**Objective:** Copy out all lines where "normal" appears.

┌─ Supplied data

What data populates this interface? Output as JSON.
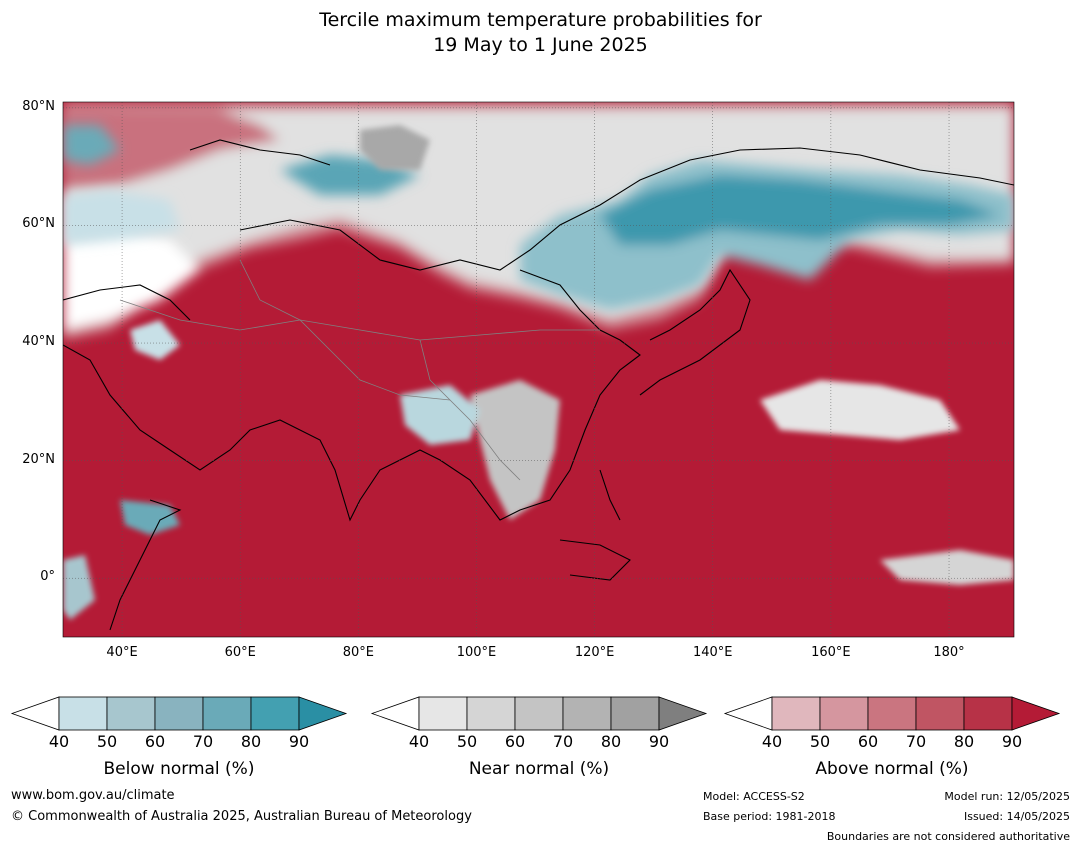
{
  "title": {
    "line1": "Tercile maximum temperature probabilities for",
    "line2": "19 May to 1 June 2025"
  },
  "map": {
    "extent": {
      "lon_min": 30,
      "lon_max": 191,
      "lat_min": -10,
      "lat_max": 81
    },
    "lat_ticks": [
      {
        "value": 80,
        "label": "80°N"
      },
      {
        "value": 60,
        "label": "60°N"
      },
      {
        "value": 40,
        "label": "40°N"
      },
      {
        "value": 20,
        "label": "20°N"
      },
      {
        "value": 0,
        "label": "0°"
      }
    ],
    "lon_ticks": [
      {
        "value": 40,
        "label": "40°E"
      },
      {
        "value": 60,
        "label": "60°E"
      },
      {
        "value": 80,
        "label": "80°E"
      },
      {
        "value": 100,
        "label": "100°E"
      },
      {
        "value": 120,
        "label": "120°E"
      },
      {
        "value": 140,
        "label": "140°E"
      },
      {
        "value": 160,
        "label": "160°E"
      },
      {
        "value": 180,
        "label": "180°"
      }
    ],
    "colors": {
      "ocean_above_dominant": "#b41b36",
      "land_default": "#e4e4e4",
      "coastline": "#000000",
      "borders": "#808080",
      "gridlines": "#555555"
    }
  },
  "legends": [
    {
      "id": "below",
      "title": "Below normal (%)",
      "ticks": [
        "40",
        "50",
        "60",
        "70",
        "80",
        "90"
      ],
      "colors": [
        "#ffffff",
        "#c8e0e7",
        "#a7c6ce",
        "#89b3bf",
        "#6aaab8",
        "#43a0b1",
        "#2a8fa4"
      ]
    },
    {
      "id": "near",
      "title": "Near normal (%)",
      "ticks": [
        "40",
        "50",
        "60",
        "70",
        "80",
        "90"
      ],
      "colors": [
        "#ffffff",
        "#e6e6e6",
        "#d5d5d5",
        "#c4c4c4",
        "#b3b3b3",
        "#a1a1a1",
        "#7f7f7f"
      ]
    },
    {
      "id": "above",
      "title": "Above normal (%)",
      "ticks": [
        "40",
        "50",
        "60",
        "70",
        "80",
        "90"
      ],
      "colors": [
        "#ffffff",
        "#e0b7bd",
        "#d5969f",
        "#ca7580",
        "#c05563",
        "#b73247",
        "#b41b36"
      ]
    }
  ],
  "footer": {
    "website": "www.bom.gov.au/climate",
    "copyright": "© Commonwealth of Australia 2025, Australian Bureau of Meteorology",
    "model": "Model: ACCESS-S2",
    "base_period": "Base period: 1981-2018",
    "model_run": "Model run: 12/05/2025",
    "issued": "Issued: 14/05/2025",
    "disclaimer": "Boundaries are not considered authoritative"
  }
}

└─

**Expected answer:**
      "title": "Below normal (%)",
      "title": "Near normal (%)",
      "title": "Above normal (%)",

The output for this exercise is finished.